THE PROBLEM ->
The data must be written out once more, precisely as given.

^^^^^^^^

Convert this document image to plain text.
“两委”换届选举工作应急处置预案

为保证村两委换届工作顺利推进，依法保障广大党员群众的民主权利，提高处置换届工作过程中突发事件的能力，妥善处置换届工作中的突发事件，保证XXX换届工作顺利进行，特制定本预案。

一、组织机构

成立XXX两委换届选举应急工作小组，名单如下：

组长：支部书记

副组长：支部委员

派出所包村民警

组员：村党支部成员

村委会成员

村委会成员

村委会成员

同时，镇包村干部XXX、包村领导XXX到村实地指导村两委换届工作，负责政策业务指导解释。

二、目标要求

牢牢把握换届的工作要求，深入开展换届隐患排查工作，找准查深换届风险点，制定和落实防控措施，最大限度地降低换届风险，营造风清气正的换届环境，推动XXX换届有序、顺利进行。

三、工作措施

^^^^^^^^

ANSWER IN FULL ->
Convert this document image to plain text.
“两委”换届选举工作应急处置预案

为保证村两委换届工作顺利推进，依法保障广大党员群众的民主权利，提高处置换届工作过程中突发事件的能力，妥善处置换届工作中的突发事件，保证XXX换届工作顺利进行，特制定本预案。

一、组织机构

成立XXX两委换届选举应急工作小组，名单如下：

组长：支部书记

副组长：支部委员

派出所包村民警

组员：村党支部成员

村委会成员

村委会成员

村委会成员

同时，镇包村干部XXX、包村领导XXX到村实地指导村两委换届工作，负责政策业务指导解释。

二、目标要求

牢牢把握换届的工作要求，深入开展换届隐患排查工作，找准查深换届风险点，制定和落实防控措施，最大限度地降低换届风险，营造风清气正的换届环境，推动XXX换届有序、顺利进行。

三、工作措施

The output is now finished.